What is being asked
Pick out all lines in the listing holding the string "Courant" and copy them.

[Records from a dataset]

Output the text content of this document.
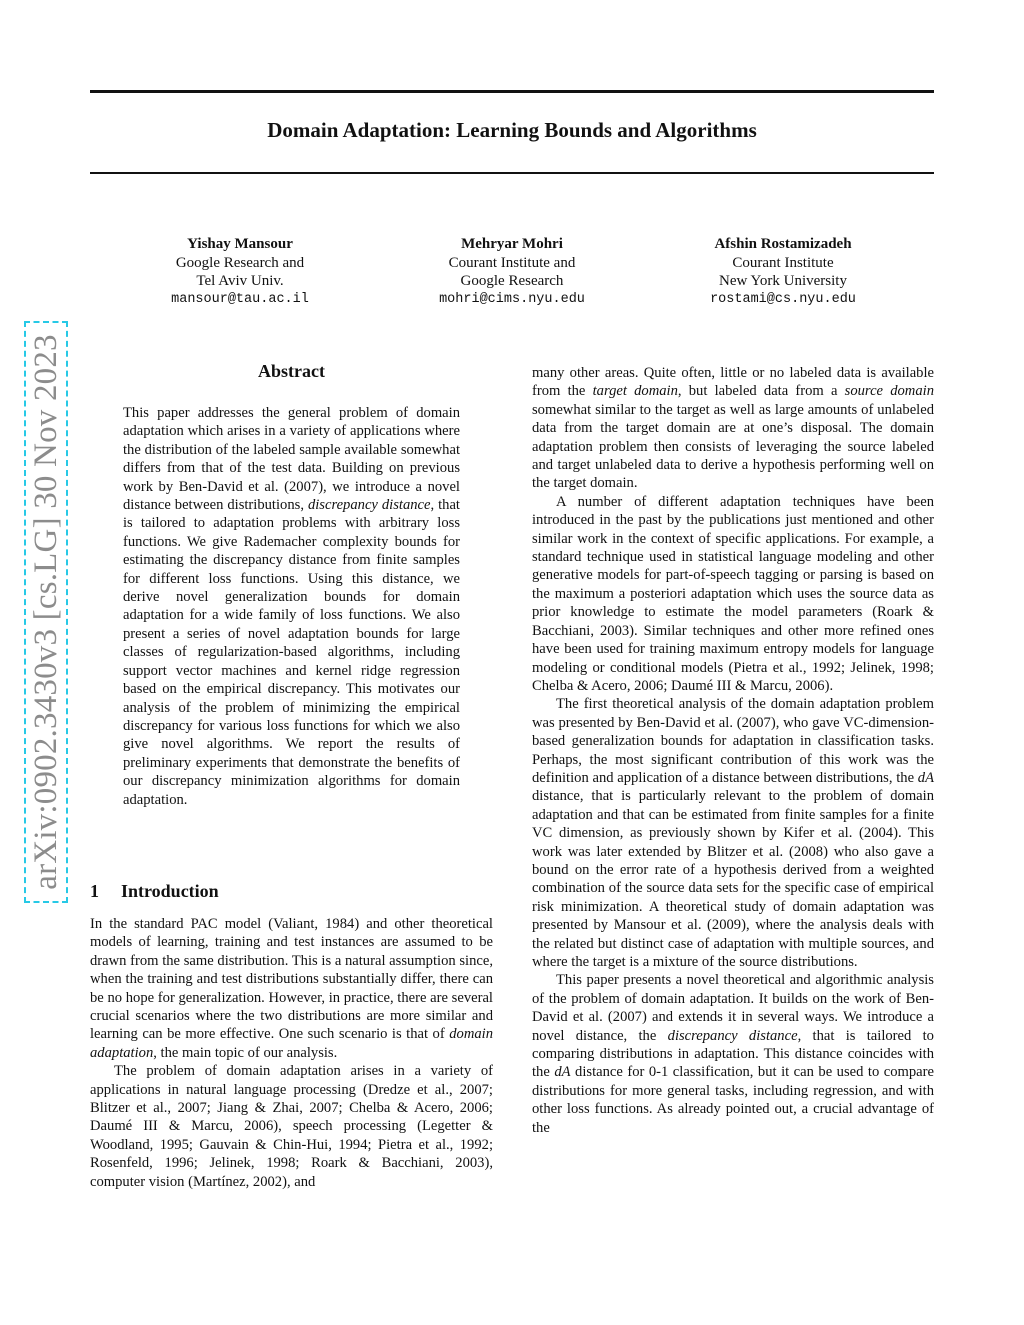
Domain Adaptation: Learning Bounds and Algorithms
Yishay Mansour
Google Research and
Tel Aviv Univ.
mansour@tau.ac.il
Mehryar Mohri
Courant Institute and
Google Research
mohri@cims.nyu.edu
Afshin Rostamizadeh
Courant Institute
New York University
rostami@cs.nyu.edu
arXiv:0902.3430v3 [cs.LG] 30 Nov 2023	Abstract

This paper addresses the general problem of domain adaptation which arises in a variety of applications where the distribution of the labeled sample available somewhat differs from that of the test data. Building on previous work by Ben-David et al. (2007), we introduce a novel distance between distributions, discrepancy distance, that is tailored to adaptation problems with arbitrary loss functions. We give Rademacher complexity bounds for estimating the discrepancy distance from finite samples for different loss functions. Using this distance, we derive novel generalization bounds for domain adaptation for a wide family of loss functions. We also present a series of novel adaptation bounds for large classes of regularization-based algorithms, including support vector machines and kernel ridge regression based on the empirical discrepancy. This motivates our analysis of the problem of minimizing the empirical discrepancy for various loss functions for which we also give novel algorithms. We report the results of preliminary experiments that demonstrate the benefits of our discrepancy minimization algorithms for domain adaptation.

1 Introduction

In the standard PAC model (Valiant, 1984) and other theoretical models of learning, training and test instances are assumed to be drawn from the same distribution. This is a natural assumption since, when the training and test distributions substantially differ, there can be no hope for generalization. However, in practice, there are several crucial scenarios where the two distributions are more similar and learning can be more effective. One such scenario is that of domain adaptation, the main topic of our analysis.

The problem of domain adaptation arises in a variety of applications in natural language processing (Dredze et al., 2007; Blitzer et al., 2007; Jiang & Zhai, 2007; Chelba & Acero, 2006; Daumé III & Marcu, 2006), speech processing (Legetter & Woodland, 1995; Gauvain & Chin-Hui, 1994; Pietra et al., 1992; Rosenfeld, 1996; Jelinek, 1998; Roark & Bacchiani, 2003), computer vision (Martínez, 2002), and

many other areas. Quite often, little or no labeled data is available from the target domain, but labeled data from a source domain somewhat similar to the target as well as large amounts of unlabeled data from the target domain are at one’s disposal. The domain adaptation problem then consists of leveraging the source labeled and target unlabeled data to derive a hypothesis performing well on the target domain.

A number of different adaptation techniques have been introduced in the past by the publications just mentioned and other similar work in the context of specific applications. For example, a standard technique used in statistical language modeling and other generative models for part-of-speech tagging or parsing is based on the maximum a posteriori adaptation which uses the source data as prior knowledge to estimate the model parameters (Roark & Bacchiani, 2003). Similar techniques and other more refined ones have been used for training maximum entropy models for language modeling or conditional models (Pietra et al., 1992; Jelinek, 1998; Chelba & Acero, 2006; Daumé III & Marcu, 2006).

The first theoretical analysis of the domain adaptation problem was presented by Ben-David et al. (2007), who gave VC-dimension-based generalization bounds for adaptation in classification tasks. Perhaps, the most significant contribution of this work was the definition and application of a distance between distributions, the dA distance, that is particularly relevant to the problem of domain adaptation and that can be estimated from finite samples for a finite VC dimension, as previously shown by Kifer et al. (2004). This work was later extended by Blitzer et al. (2008) who also gave a bound on the error rate of a hypothesis derived from a weighted combination of the source data sets for the specific case of empirical risk minimization. A theoretical study of domain adaptation was presented by Mansour et al. (2009), where the analysis deals with the related but distinct case of adaptation with multiple sources, and where the target is a mixture of the source distributions.

This paper presents a novel theoretical and algorithmic analysis of the problem of domain adaptation. It builds on the work of Ben-David et al. (2007) and extends it in several ways. We introduce a novel distance, the discrepancy distance, that is tailored to comparing distributions in adaptation. This distance coincides with the dA distance for 0-1 classification, but it can be used to compare distributions for more general tasks, including regression, and with other loss functions. As already pointed out, a crucial advantage of the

Full answer
Courant Institute and
Courant Institute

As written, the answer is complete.